Your answer should hold every line of the records below that contains the string "title".

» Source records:
⁂

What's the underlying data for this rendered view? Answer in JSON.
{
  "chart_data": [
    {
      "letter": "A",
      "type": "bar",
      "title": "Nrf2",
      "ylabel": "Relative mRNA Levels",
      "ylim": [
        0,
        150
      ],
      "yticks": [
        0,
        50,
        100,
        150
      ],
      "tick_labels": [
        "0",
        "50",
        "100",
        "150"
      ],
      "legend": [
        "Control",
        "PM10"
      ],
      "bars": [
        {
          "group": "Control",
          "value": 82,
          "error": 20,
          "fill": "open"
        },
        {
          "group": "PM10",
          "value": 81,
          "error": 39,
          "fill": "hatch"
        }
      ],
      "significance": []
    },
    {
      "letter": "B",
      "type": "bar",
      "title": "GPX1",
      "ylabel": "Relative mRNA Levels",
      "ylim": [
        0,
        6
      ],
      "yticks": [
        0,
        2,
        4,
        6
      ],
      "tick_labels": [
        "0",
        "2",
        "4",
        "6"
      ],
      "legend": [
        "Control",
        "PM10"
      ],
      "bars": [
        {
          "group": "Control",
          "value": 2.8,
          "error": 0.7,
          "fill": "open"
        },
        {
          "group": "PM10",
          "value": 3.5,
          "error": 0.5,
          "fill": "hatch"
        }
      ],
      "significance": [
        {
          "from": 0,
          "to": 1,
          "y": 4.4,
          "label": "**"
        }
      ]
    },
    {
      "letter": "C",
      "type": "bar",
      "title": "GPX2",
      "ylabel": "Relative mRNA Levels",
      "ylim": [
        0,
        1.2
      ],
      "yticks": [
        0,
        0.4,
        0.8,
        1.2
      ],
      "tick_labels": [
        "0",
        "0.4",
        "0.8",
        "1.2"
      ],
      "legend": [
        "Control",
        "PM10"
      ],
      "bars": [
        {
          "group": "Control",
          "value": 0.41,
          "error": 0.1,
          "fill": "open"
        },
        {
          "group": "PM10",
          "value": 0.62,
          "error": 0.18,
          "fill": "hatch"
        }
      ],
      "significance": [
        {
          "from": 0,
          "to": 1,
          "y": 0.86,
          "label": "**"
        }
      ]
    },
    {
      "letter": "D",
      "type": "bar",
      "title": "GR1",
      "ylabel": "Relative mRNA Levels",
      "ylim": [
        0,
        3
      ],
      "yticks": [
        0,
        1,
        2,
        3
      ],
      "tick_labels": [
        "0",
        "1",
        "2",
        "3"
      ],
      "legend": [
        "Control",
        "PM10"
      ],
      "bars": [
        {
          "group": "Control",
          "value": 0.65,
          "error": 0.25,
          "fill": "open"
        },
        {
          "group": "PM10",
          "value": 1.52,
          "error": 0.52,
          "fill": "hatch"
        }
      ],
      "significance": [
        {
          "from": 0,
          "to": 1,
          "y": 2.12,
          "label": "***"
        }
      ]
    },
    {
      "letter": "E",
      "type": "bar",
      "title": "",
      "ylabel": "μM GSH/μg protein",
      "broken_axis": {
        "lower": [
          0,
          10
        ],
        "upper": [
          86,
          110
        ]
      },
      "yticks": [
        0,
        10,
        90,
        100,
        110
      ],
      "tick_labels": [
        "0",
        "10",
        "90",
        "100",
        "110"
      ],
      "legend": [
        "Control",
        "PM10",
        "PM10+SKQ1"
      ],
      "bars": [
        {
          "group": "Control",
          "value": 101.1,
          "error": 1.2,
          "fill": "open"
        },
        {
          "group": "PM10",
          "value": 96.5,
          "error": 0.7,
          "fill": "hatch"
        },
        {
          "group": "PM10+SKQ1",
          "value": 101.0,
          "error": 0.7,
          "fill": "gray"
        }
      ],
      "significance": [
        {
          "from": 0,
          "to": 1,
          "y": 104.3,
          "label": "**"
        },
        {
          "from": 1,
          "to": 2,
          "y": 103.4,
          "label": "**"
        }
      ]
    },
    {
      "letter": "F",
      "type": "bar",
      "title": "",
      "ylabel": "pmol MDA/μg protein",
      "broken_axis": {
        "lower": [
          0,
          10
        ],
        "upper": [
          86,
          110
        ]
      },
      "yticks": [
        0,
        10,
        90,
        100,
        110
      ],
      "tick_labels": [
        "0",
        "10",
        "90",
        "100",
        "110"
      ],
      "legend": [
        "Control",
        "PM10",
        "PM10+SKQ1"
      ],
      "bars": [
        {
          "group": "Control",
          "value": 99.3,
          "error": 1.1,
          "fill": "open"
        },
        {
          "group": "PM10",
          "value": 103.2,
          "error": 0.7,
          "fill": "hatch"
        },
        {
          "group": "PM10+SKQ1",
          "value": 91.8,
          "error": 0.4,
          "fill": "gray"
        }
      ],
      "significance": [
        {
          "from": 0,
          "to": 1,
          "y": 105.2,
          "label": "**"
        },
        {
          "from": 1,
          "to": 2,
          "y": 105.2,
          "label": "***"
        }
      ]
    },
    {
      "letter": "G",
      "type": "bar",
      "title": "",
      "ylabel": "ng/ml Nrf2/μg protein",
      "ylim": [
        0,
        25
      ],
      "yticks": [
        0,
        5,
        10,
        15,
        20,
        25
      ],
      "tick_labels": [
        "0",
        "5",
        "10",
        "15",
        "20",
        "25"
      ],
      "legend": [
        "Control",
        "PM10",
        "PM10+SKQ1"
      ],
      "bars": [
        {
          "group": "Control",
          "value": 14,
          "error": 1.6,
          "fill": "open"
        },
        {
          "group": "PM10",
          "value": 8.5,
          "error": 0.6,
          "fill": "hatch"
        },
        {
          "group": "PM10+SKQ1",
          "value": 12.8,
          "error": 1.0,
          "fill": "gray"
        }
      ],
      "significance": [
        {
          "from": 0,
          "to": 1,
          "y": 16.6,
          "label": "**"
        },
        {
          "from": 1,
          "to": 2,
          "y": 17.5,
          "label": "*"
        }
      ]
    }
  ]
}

⁂

» Exercise solution:
      "title": "Nrf2",
      "title": "GPX1",
      "title": "GPX2",
      "title": "GR1",
      "title": "",
      "title": "",
      "title": "",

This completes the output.